[begin DATASET EXTRACT]

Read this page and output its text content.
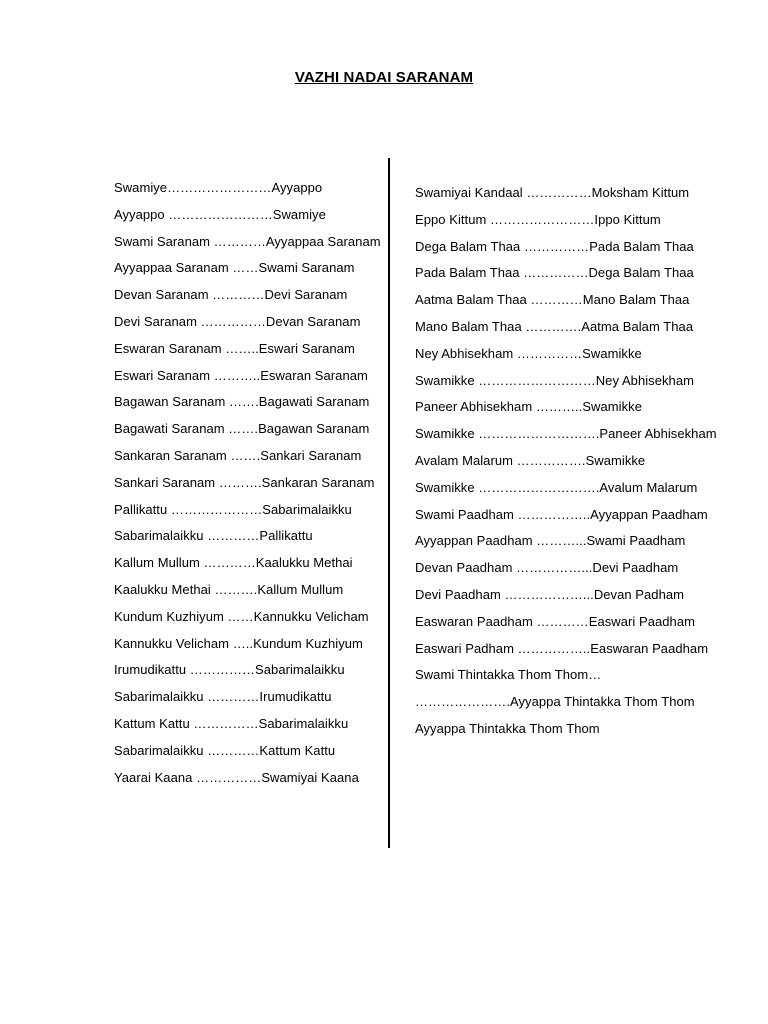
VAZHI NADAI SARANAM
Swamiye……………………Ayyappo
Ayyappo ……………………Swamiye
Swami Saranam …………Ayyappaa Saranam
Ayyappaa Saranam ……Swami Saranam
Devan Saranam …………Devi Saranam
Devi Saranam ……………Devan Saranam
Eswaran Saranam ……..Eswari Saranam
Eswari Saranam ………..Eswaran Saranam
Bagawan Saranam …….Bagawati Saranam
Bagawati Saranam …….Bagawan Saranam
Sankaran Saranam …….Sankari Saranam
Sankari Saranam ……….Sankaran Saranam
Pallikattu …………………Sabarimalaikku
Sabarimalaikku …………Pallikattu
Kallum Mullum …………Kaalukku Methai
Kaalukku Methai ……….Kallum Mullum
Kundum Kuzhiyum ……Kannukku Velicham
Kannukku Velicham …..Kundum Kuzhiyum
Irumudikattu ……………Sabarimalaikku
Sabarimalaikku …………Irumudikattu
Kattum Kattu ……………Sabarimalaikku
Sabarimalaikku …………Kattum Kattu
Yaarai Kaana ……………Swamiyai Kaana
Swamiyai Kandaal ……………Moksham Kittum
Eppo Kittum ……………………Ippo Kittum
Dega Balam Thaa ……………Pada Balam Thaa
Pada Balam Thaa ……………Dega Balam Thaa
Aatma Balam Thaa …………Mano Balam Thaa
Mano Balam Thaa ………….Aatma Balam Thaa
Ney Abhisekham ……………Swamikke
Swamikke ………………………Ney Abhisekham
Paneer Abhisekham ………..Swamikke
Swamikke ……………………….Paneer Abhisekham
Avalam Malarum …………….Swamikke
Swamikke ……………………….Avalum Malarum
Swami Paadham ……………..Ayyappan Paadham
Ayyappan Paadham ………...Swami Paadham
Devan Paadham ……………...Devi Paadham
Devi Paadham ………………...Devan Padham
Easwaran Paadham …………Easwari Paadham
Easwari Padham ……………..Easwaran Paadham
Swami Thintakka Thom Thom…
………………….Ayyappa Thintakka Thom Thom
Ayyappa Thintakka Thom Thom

[end DATASET EXTRACT]

| REQUIREMENTS |
Reproduce the data verbatim. Do not carry any picture into the copy.

| RESULT FOR THIS TASK |
Read this page and output its text content.
VAZHI NADAI SARANAM
Swamiye……………………Ayyappo
Ayyappo ……………………Swamiye
Swami Saranam …………Ayyappaa Saranam
Ayyappaa Saranam ……Swami Saranam
Devan Saranam …………Devi Saranam
Devi Saranam ……………Devan Saranam
Eswaran Saranam ……..Eswari Saranam
Eswari Saranam ………..Eswaran Saranam
Bagawan Saranam …….Bagawati Saranam
Bagawati Saranam …….Bagawan Saranam
Sankaran Saranam …….Sankari Saranam
Sankari Saranam ……….Sankaran Saranam
Pallikattu …………………Sabarimalaikku
Sabarimalaikku …………Pallikattu
Kallum Mullum …………Kaalukku Methai
Kaalukku Methai ……….Kallum Mullum
Kundum Kuzhiyum ……Kannukku Velicham
Kannukku Velicham …..Kundum Kuzhiyum
Irumudikattu ……………Sabarimalaikku
Sabarimalaikku …………Irumudikattu
Kattum Kattu ……………Sabarimalaikku
Sabarimalaikku …………Kattum Kattu
Yaarai Kaana ……………Swamiyai Kaana
Swamiyai Kandaal ……………Moksham Kittum
Eppo Kittum ……………………Ippo Kittum
Dega Balam Thaa ……………Pada Balam Thaa
Pada Balam Thaa ……………Dega Balam Thaa
Aatma Balam Thaa …………Mano Balam Thaa
Mano Balam Thaa ………….Aatma Balam Thaa
Ney Abhisekham ……………Swamikke
Swamikke ………………………Ney Abhisekham
Paneer Abhisekham ………..Swamikke
Swamikke ……………………….Paneer Abhisekham
Avalam Malarum …………….Swamikke
Swamikke ……………………….Avalum Malarum
Swami Paadham ……………..Ayyappan Paadham
Ayyappan Paadham ………...Swami Paadham
Devan Paadham ……………...Devi Paadham
Devi Paadham ………………...Devan Padham
Easwaran Paadham …………Easwari Paadham
Easwari Padham ……………..Easwaran Paadham
Swami Thintakka Thom Thom…
………………….Ayyappa Thintakka Thom Thom
Ayyappa Thintakka Thom Thom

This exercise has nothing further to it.